## WHAT IS REQUIRED
Repeat each record exactly as written, and drop any images.

Data records
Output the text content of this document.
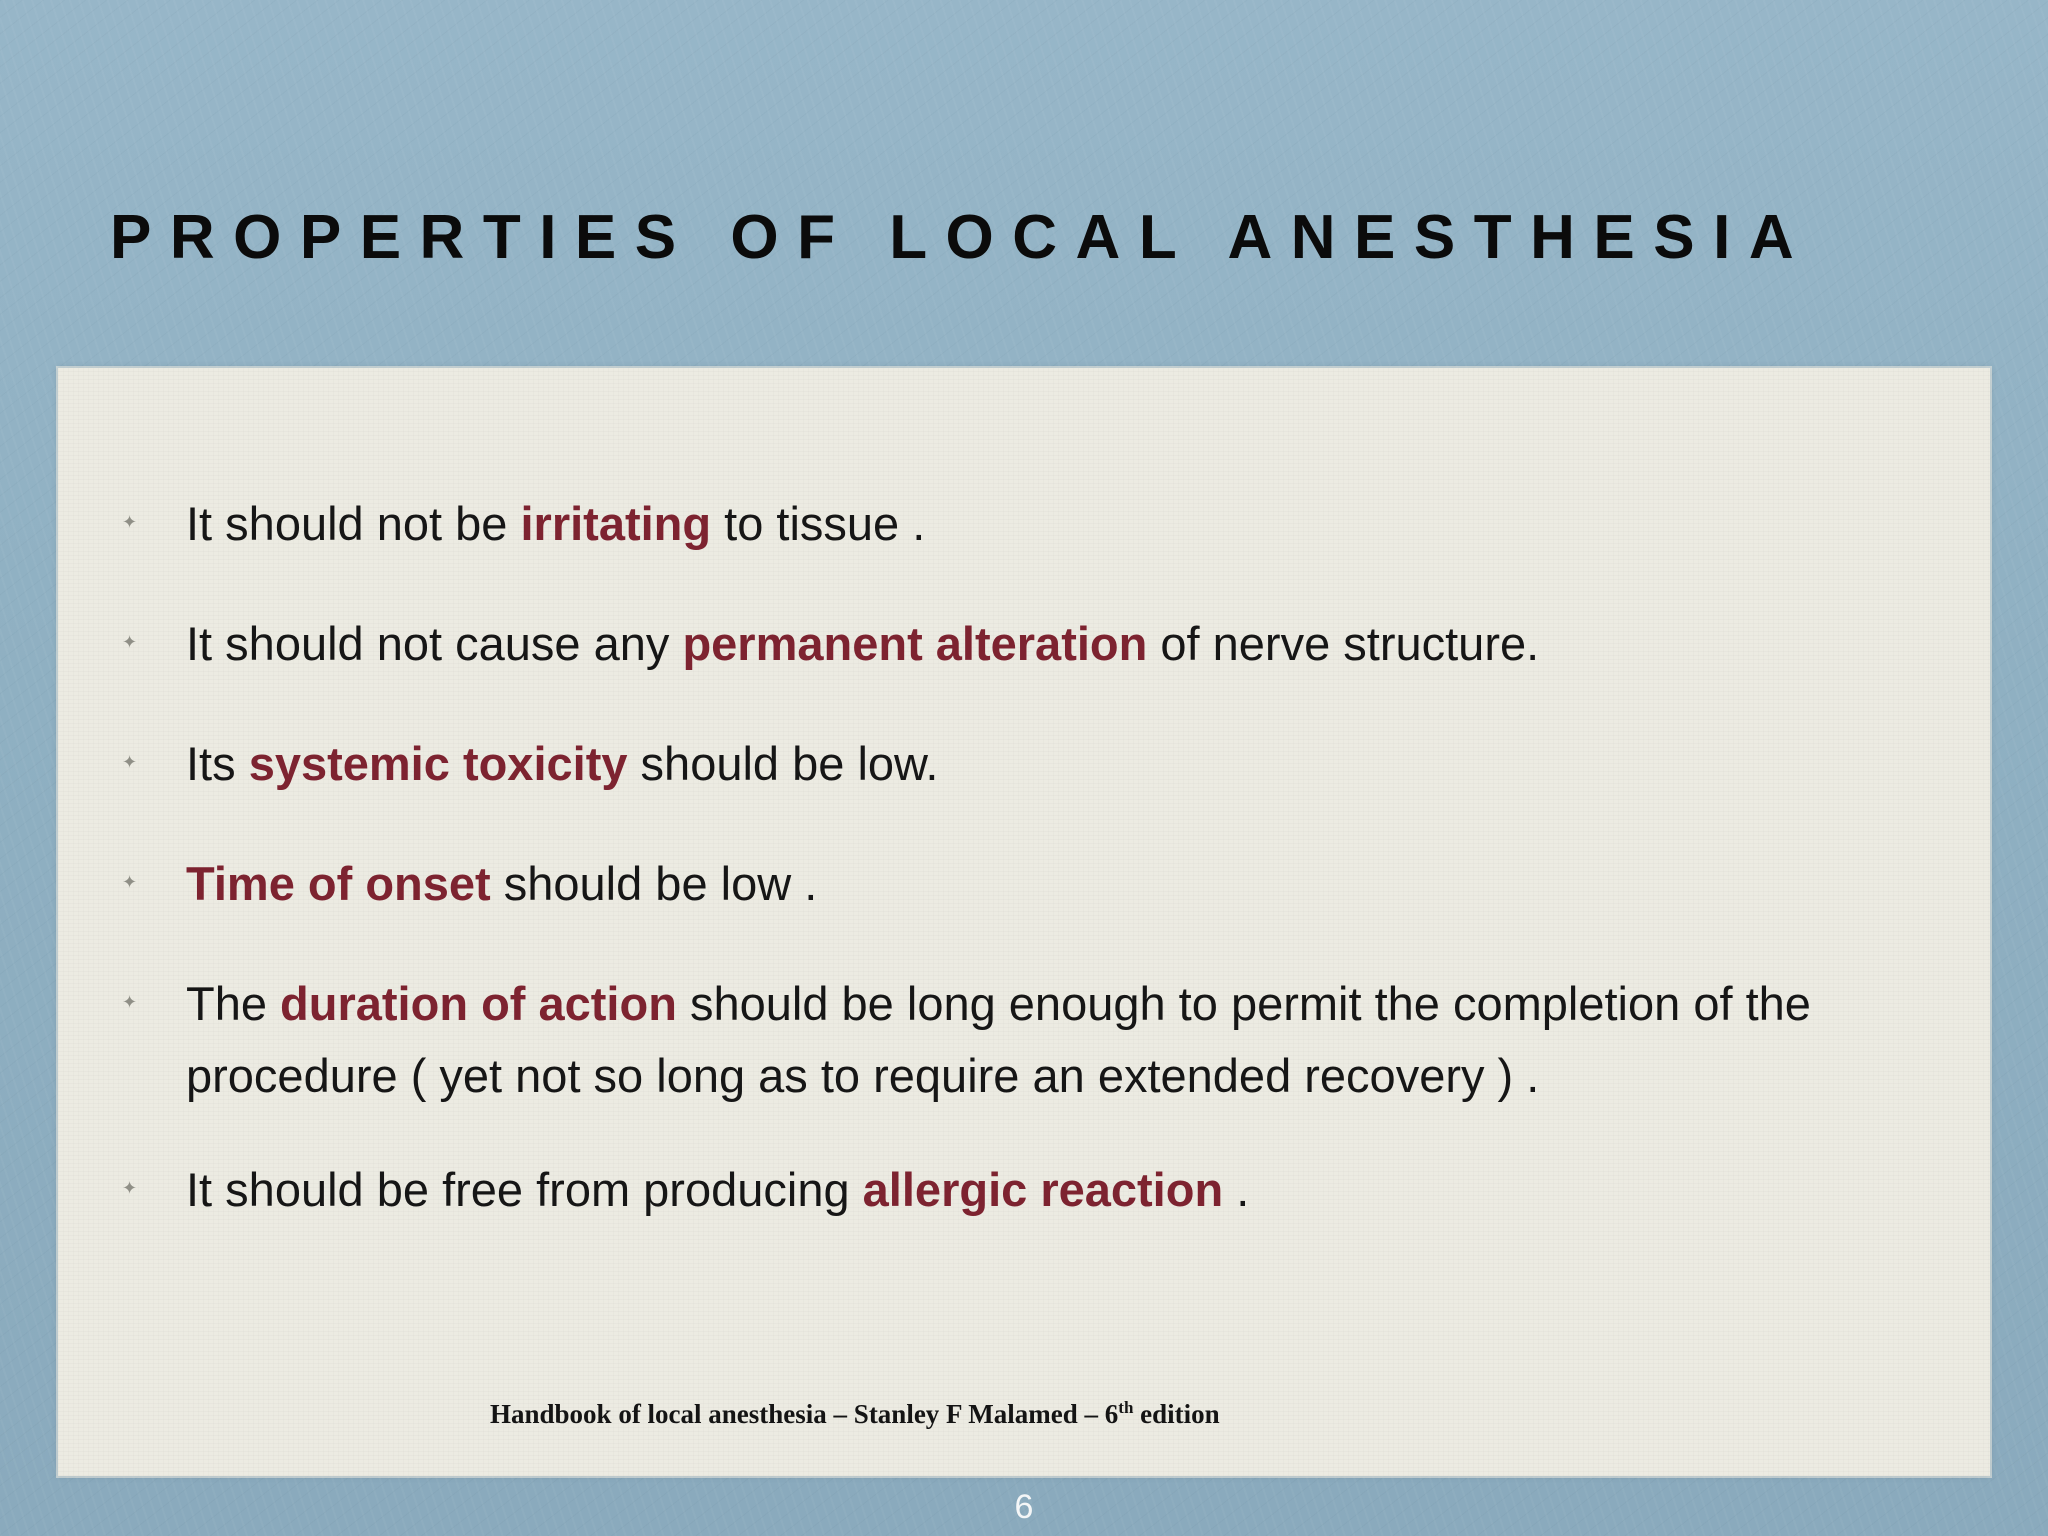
PROPERTIES OF LOCAL ANESTHESIA
✦ It should not be irritating to tissue .
✦ It should not cause any permanent alteration of nerve structure.
✦ Its systemic toxicity should be low.
✦ Time of onset should be low .
✦ The duration of action should be long enough to permit the completion of the procedure ( yet not so long as to require an extended recovery ) .
✦ It should be free from producing allergic reaction .
Handbook of local anesthesia – Stanley F Malamed – 6th edition
6
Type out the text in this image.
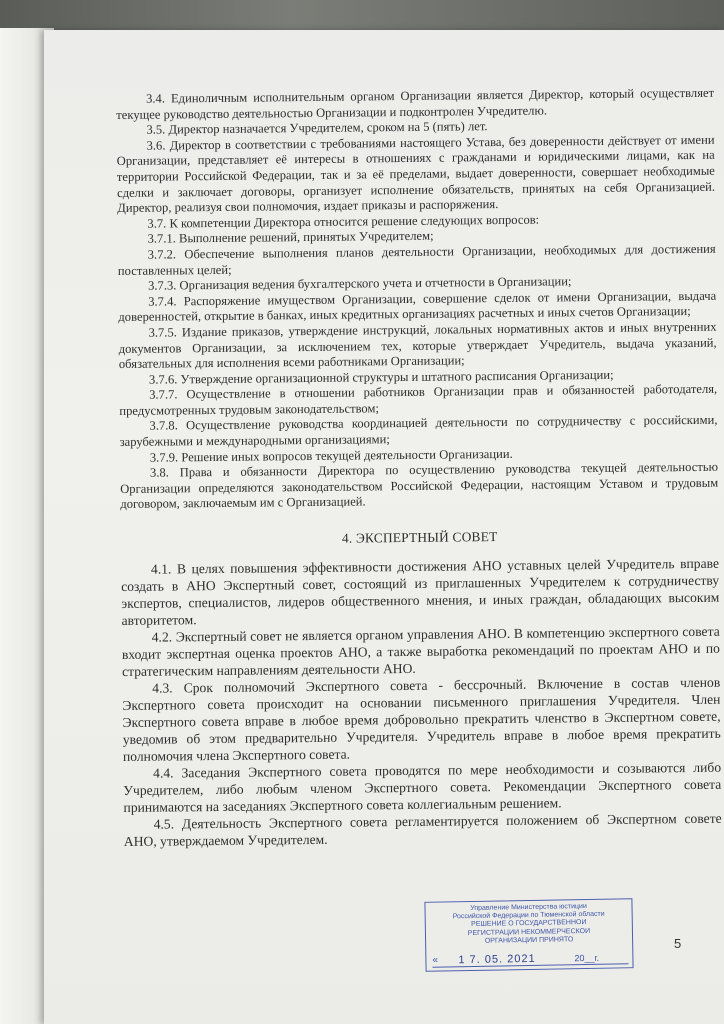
3.4. Единоличным исполнительным органом Организации является Директор, который осуществляет текущее руководство деятельностью Организации и подконтролен Учредителю.

3.5. Директор назначается Учредителем, сроком на 5 (пять) лет.

3.6. Директор в соответствии с требованиями настоящего Устава, без доверенности действует от имени Организации, представляет её интересы в отношениях с гражданами и юридическими лицами, как на территории Российской Федерации, так и за её пределами, выдает доверенности, совершает необходимые сделки и заключает договоры, организует исполнение обязательств, принятых на себя Организацией. Директор, реализуя свои полномочия, издает приказы и распоряжения.

3.7. К компетенции Директора относится решение следующих вопросов:

3.7.1. Выполнение решений, принятых Учредителем;

3.7.2. Обеспечение выполнения планов деятельности Организации, необходимых для достижения поставленных целей;

3.7.3. Организация ведения бухгалтерского учета и отчетности в Организации;

3.7.4. Распоряжение имуществом Организации, совершение сделок от имени Организации, выдача доверенностей, открытие в банках, иных кредитных организациях расчетных и иных счетов Организации;

3.7.5. Издание приказов, утверждение инструкций, локальных нормативных актов и иных внутренних документов Организации, за исключением тех, которые утверждает Учредитель, выдача указаний, обязательных для исполнения всеми работниками Организации;

3.7.6. Утверждение организационной структуры и штатного расписания Организации;

3.7.7. Осуществление в отношении работников Организации прав и обязанностей работодателя, предусмотренных трудовым законодательством;

3.7.8. Осуществление руководства координацией деятельности по сотрудничеству с российскими, зарубежными и международными организациями;

3.7.9. Решение иных вопросов текущей деятельности Организации.

3.8. Права и обязанности Директора по осуществлению руководства текущей деятельностью Организации определяются законодательством Российской Федерации, настоящим Уставом и трудовым договором, заключаемым им с Организацией.

4. ЭКСПЕРТНЫЙ СОВЕТ

4.1. В целях повышения эффективности достижения АНО уставных целей Учредитель вправе создать в АНО Экспертный совет, состоящий из приглашенных Учредителем к сотрудничеству экспертов, специалистов, лидеров общественного мнения, и иных граждан, обладающих высоким авторитетом.

4.2. Экспертный совет не является органом управления АНО. В компетенцию экспертного совета входит экспертная оценка проектов АНО, а также выработка рекомендаций по проектам АНО и по стратегическим направлениям деятельности АНО.

4.3. Срок полномочий Экспертного совета - бессрочный. Включение в состав членов Экспертного совета происходит на основании письменного приглашения Учредителя. Член Экспертного совета вправе в любое время добровольно прекратить членство в Экспертном совете, уведомив об этом предварительно Учредителя. Учредитель вправе в любое время прекратить полномочия члена Экспертного совета.

4.4. Заседания Экспертного совета проводятся по мере необходимости и созываются либо Учредителем, либо любым членом Экспертного совета. Рекомендации Экспертного совета принимаются на заседаниях Экспертного совета коллегиальным решением.

4.5. Деятельность Экспертного совета регламентируется положением об Экспертном совете АНО, утверждаемом Учредителем.

Управление Министерства юстиции
Российской Федерации по Тюменской области
РЕШЕНИЕ О ГОСУДАРСТВЕННОЙ
РЕГИСТРАЦИИ НЕКОММЕРЧЕСКОЙ
ОРГАНИЗАЦИИ ПРИНЯТО
« 1 7. 05. 2021	20__г.
5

## RESULT OF THIS TASK
Output the text content of this document.
PROPERTIES OF LOCAL ANESTHESIA
✦ It should not be irritating to tissue .
✦ It should not cause any permanent alteration of nerve structure.
✦ Its systemic toxicity should be low.
✦ Time of onset should be low .
✦ The duration of action should be long enough to permit the completion of the procedure ( yet not so long as to require an extended recovery ) .
✦ It should be free from producing allergic reaction .
Handbook of local anesthesia – Stanley F Malamed – 6th edition
6
Type out the text in this image.
3.4. Единоличным исполнительным органом Организации является Директор, который осуществляет текущее руководство деятельностью Организации и подконтролен Учредителю.

3.5. Директор назначается Учредителем, сроком на 5 (пять) лет.

3.6. Директор в соответствии с требованиями настоящего Устава, без доверенности действует от имени Организации, представляет её интересы в отношениях с гражданами и юридическими лицами, как на территории Российской Федерации, так и за её пределами, выдает доверенности, совершает необходимые сделки и заключает договоры, организует исполнение обязательств, принятых на себя Организацией. Директор, реализуя свои полномочия, издает приказы и распоряжения.

3.7. К компетенции Директора относится решение следующих вопросов:

3.7.1. Выполнение решений, принятых Учредителем;

3.7.2. Обеспечение выполнения планов деятельности Организации, необходимых для достижения поставленных целей;

3.7.3. Организация ведения бухгалтерского учета и отчетности в Организации;

3.7.4. Распоряжение имуществом Организации, совершение сделок от имени Организации, выдача доверенностей, открытие в банках, иных кредитных организациях расчетных и иных счетов Организации;

3.7.5. Издание приказов, утверждение инструкций, локальных нормативных актов и иных внутренних документов Организации, за исключением тех, которые утверждает Учредитель, выдача указаний, обязательных для исполнения всеми работниками Организации;

3.7.6. Утверждение организационной структуры и штатного расписания Организации;

3.7.7. Осуществление в отношении работников Организации прав и обязанностей работодателя, предусмотренных трудовым законодательством;

3.7.8. Осуществление руководства координацией деятельности по сотрудничеству с российскими, зарубежными и международными организациями;

3.7.9. Решение иных вопросов текущей деятельности Организации.

3.8. Права и обязанности Директора по осуществлению руководства текущей деятельностью Организации определяются законодательством Российской Федерации, настоящим Уставом и трудовым договором, заключаемым им с Организацией.

4. ЭКСПЕРТНЫЙ СОВЕТ

4.1. В целях повышения эффективности достижения АНО уставных целей Учредитель вправе создать в АНО Экспертный совет, состоящий из приглашенных Учредителем к сотрудничеству экспертов, специалистов, лидеров общественного мнения, и иных граждан, обладающих высоким авторитетом.

4.2. Экспертный совет не является органом управления АНО. В компетенцию экспертного совета входит экспертная оценка проектов АНО, а также выработка рекомендаций по проектам АНО и по стратегическим направлениям деятельности АНО.

4.3. Срок полномочий Экспертного совета - бессрочный. Включение в состав членов Экспертного совета происходит на основании письменного приглашения Учредителя. Член Экспертного совета вправе в любое время добровольно прекратить членство в Экспертном совете, уведомив об этом предварительно Учредителя. Учредитель вправе в любое время прекратить полномочия члена Экспертного совета.

4.4. Заседания Экспертного совета проводятся по мере необходимости и созываются либо Учредителем, либо любым членом Экспертного совета. Рекомендации Экспертного совета принимаются на заседаниях Экспертного совета коллегиальным решением.

4.5. Деятельность Экспертного совета регламентируется положением об Экспертном совете АНО, утверждаемом Учредителем.

Управление Министерства юстиции
Российской Федерации по Тюменской области
РЕШЕНИЕ О ГОСУДАРСТВЕННОЙ
РЕГИСТРАЦИИ НЕКОММЕРЧЕСКОЙ
ОРГАНИЗАЦИИ ПРИНЯТО
« 1 7. 05. 2021	20__г.
5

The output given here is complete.